## [Exercise brief]
Check each line of the listing below for the string "file", and copy the ones that have it.

## [Provided data]
^^^^^^^^

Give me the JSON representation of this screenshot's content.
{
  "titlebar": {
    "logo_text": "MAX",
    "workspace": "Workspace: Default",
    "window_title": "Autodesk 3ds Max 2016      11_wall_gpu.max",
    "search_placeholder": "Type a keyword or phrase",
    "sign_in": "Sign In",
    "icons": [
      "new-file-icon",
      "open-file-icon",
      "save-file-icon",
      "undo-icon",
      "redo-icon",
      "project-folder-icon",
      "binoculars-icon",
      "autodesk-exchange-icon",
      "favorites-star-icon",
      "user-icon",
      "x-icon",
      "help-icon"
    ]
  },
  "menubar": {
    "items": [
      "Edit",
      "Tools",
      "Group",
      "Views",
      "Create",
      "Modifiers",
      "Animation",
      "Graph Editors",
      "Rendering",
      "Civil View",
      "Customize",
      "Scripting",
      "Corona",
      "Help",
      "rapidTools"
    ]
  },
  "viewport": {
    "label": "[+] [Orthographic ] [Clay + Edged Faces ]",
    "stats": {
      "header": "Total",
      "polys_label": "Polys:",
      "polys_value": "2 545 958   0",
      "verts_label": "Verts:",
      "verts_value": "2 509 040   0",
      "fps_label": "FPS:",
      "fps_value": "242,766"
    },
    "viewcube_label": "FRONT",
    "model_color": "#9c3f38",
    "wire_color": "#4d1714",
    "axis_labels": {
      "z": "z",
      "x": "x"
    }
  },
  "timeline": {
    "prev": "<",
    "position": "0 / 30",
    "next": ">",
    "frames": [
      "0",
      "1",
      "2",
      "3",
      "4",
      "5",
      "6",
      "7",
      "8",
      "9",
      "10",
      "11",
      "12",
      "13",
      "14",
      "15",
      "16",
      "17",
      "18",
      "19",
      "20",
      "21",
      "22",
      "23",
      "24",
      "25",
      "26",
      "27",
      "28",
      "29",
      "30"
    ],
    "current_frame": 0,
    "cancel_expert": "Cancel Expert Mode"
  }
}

^^^^^^^^

## [Result below]
      "new-file-icon",
      "open-file-icon",
      "save-file-icon",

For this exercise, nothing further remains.